**Your goal**
Collect each line holding the string "Investor".

(Records)
########

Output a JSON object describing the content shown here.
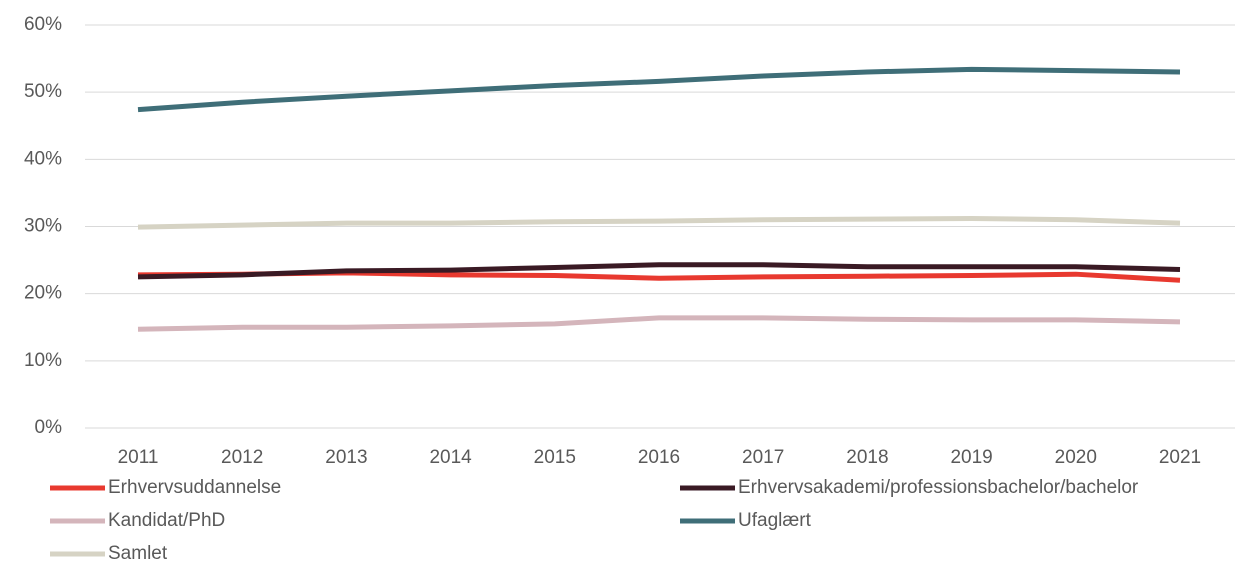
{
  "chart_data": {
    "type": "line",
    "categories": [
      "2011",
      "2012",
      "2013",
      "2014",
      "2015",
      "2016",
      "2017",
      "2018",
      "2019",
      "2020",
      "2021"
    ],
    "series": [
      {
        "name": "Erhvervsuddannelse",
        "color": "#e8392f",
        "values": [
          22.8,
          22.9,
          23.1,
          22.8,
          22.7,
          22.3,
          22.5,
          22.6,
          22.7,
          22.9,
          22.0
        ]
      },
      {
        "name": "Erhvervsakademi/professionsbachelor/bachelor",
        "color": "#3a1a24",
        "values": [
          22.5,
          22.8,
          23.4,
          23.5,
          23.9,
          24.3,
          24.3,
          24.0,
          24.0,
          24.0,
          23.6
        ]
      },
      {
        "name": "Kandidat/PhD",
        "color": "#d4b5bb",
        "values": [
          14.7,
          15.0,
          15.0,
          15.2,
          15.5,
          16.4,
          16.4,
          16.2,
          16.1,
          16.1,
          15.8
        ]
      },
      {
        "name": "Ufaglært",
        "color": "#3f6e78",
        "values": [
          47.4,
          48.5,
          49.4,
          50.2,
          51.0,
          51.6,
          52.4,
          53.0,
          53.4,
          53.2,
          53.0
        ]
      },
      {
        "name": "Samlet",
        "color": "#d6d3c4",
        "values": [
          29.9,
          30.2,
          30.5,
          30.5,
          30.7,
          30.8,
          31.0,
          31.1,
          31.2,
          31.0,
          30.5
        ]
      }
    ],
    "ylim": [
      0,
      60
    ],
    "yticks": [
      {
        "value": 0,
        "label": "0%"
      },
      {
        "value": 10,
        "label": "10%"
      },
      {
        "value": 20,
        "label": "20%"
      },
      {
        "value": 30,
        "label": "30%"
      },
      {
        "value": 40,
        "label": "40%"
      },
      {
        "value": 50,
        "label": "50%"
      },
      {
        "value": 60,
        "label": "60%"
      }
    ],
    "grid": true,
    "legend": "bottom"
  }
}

########

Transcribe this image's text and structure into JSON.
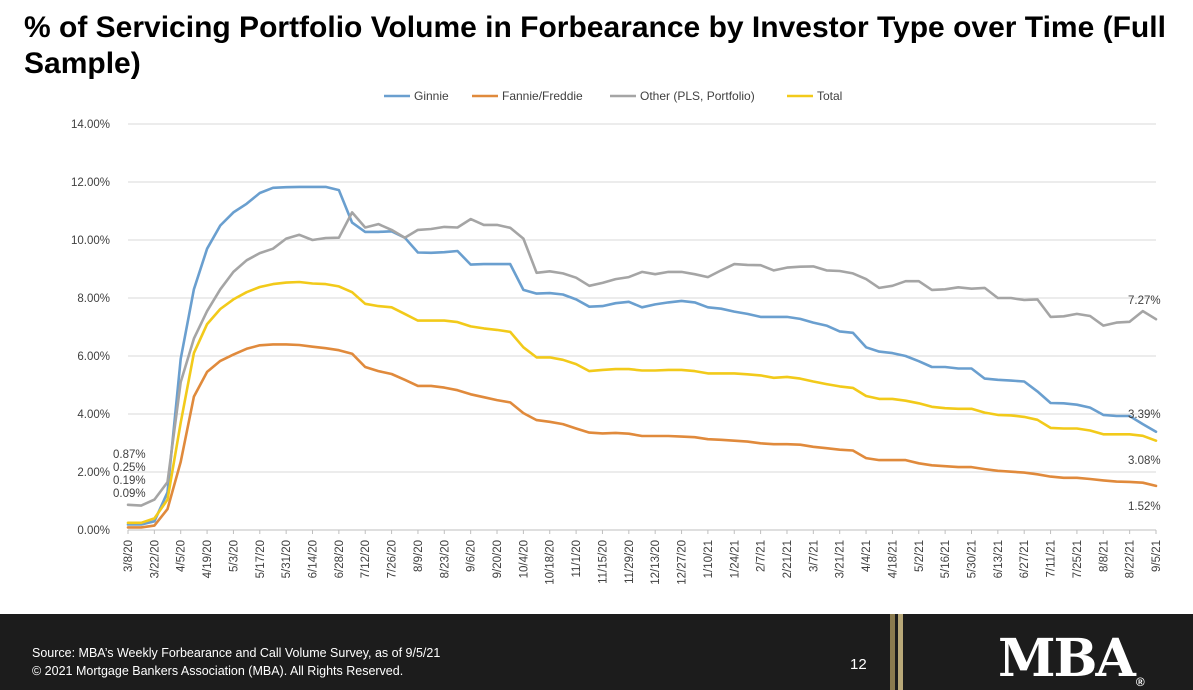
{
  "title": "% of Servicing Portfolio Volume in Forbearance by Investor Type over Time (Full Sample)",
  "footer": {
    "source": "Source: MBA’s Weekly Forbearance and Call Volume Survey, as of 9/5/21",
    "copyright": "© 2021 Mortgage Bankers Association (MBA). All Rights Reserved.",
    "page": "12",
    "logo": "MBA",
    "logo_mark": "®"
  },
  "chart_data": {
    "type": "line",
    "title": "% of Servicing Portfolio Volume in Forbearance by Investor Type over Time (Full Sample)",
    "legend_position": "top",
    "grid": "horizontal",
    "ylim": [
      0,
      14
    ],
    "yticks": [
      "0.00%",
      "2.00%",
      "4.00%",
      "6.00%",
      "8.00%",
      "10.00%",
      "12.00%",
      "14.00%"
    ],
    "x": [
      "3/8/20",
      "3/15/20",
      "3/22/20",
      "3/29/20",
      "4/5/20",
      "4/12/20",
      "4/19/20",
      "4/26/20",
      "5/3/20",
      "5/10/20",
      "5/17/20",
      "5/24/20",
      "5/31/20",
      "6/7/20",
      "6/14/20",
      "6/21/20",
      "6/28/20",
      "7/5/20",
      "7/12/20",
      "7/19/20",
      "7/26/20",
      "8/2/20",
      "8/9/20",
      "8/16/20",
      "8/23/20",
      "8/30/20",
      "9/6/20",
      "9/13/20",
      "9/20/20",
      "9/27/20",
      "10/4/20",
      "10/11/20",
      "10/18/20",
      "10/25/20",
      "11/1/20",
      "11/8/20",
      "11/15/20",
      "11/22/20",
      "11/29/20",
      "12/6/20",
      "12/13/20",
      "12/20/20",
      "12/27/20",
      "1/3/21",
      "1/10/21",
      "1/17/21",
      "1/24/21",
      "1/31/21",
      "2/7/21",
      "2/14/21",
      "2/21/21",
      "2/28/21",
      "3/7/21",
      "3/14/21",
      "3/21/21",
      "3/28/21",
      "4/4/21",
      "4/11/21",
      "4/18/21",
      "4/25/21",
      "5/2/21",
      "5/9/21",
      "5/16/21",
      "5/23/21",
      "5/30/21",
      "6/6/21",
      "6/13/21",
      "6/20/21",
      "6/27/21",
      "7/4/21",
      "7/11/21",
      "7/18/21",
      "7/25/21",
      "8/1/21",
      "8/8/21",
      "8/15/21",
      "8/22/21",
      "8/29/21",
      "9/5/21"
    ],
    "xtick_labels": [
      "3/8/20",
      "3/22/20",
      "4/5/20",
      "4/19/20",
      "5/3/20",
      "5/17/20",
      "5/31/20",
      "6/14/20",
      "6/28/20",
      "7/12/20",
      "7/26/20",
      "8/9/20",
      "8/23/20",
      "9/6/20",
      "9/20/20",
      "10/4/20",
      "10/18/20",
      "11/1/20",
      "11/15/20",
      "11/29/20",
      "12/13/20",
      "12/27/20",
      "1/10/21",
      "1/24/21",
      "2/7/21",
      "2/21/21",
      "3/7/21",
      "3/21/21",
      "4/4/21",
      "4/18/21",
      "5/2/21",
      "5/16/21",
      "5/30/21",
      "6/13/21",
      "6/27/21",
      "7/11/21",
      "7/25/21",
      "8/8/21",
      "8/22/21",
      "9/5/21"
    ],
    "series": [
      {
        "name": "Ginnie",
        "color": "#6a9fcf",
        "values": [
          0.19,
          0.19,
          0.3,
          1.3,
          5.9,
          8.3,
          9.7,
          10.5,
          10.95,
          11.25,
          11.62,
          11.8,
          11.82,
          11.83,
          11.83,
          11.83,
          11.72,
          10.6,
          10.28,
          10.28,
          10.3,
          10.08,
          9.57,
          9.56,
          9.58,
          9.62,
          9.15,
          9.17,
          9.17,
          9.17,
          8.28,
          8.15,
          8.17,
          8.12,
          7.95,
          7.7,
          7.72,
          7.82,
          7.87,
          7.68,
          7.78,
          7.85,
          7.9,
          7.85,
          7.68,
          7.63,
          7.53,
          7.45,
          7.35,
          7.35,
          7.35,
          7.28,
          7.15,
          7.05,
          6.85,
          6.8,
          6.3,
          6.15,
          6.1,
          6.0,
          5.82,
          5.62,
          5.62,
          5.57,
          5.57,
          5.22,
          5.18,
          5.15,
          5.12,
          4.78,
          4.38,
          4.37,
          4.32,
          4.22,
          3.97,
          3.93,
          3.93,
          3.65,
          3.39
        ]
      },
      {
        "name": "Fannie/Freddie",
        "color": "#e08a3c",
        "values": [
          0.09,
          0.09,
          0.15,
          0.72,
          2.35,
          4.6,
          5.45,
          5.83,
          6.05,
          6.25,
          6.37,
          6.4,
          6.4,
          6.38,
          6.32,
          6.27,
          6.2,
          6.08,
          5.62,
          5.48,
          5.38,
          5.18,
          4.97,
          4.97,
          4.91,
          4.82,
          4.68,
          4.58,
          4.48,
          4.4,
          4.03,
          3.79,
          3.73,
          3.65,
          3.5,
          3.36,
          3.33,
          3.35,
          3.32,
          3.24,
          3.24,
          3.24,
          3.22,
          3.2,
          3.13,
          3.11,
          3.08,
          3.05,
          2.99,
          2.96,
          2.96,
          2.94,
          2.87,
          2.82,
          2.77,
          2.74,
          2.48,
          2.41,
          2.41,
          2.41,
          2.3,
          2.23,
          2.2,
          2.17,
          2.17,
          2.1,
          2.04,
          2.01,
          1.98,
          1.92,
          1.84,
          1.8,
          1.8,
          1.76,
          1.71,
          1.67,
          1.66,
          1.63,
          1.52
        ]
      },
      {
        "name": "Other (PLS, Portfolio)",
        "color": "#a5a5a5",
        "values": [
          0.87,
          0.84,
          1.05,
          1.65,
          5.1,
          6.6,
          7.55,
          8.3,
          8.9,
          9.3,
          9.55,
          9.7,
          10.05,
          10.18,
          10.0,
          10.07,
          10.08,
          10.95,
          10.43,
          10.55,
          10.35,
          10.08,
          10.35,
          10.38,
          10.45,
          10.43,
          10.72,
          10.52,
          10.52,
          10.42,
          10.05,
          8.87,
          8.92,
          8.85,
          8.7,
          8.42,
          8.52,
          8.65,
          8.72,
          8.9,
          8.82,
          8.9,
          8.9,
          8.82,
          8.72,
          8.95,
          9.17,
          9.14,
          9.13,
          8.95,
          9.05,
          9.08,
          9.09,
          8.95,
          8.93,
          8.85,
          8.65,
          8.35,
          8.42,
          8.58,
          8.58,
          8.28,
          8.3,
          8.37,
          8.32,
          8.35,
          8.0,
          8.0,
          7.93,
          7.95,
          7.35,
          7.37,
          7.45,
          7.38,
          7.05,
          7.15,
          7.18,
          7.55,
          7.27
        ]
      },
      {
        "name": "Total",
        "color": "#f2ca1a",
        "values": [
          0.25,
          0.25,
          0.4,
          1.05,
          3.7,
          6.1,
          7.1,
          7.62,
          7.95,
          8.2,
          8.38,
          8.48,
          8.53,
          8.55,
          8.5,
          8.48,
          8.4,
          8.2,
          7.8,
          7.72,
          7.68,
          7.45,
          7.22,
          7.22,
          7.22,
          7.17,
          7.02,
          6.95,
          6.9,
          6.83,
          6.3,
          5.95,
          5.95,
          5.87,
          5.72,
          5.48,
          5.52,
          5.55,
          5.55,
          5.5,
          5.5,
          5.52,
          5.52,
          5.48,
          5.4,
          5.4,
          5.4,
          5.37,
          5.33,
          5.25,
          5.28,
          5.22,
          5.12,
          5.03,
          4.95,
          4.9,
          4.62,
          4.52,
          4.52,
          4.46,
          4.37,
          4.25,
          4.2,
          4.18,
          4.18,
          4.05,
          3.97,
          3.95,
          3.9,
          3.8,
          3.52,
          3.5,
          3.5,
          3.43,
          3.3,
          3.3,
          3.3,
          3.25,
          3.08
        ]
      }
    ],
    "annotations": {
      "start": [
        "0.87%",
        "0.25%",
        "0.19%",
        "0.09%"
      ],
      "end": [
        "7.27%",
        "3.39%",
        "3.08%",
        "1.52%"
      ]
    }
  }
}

########

**Result**
  "title": "% of Servicing Portfolio Volume in Forbearance by Investor Type over Time (Full Sample)",
    "title": "% of Servicing Portfolio Volume in Forbearance by Investor Type over Time (Full Sample)",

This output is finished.